What you are asked to do: Copy out each line of the material in which the word "Pengantar" appears.

Information given:

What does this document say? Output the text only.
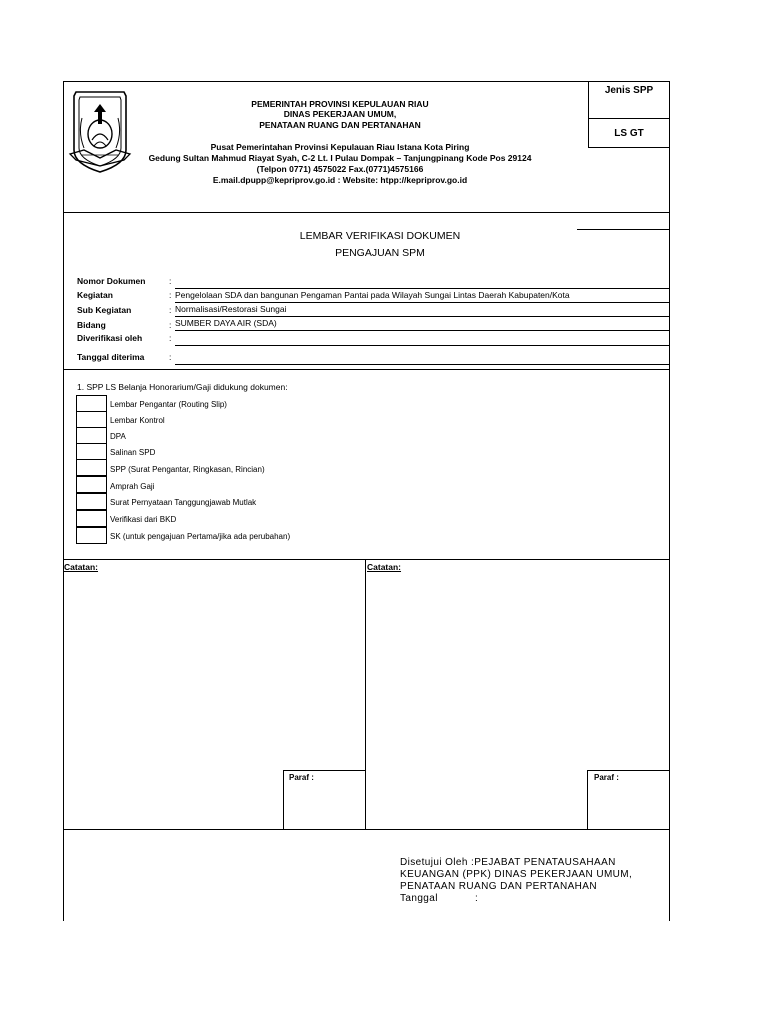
PEMERINTAH PROVINSI KEPULAUAN RIAU
DINAS PEKERJAAN UMUM,
PENATAAN RUANG DAN PERTANAHAN
Pusat Pemerintahan Provinsi Kepulauan Riau Istana Kota Piring
Gedung Sultan Mahmud Riayat Syah, C-2 Lt. I Pulau Dompak – Tanjungpinang Kode Pos 29124
(Telpon 0771) 4575022 Fax.(0771)4575166
E.mail.dpupp@kepriprov.go.id : Website: htpp://kepriprov.go.id
Jenis SPP
LS GT
LEMBAR VERIFIKASI DOKUMEN
PENGAJUAN SPM
Nomor Dokumen	:
Kegiatan	: Pengelolaan SDA dan bangunan Pengaman Pantai pada Wilayah Sungai Lintas Daerah Kabupaten/Kota
Sub Kegiatan	: Normalisasi/Restorasi Sungai
Bidang	: SUMBER DAYA AIR (SDA)
Diverifikasi oleh	:
Tanggal diterima	:
1. SPP LS Belanja Honorarium/Gaji didukung dokumen:
Lembar Pengantar (Routing Slip)
Lembar Kontrol
DPA
Salinan SPD
SPP (Surat Pengantar, Ringkasan, Rincian)
Amprah Gaji
Surat Pernyataan Tanggungjawab Mutlak
Verifikasi dari BKD
SK (untuk pengajuan Pertama/jika ada perubahan)
Catatan:	Catatan:
Paraf :	Paraf :
Disetujui Oleh :PEJABAT PENATAUSAHAAN
KEUANGAN (PPK) DINAS PEKERJAAN UMUM,
PENATAAN RUANG DAN PERTANAHAN
Tanggal	:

Complete output:
Lembar Pengantar (Routing Slip)
SPP (Surat Pengantar, Ringkasan, Rincian)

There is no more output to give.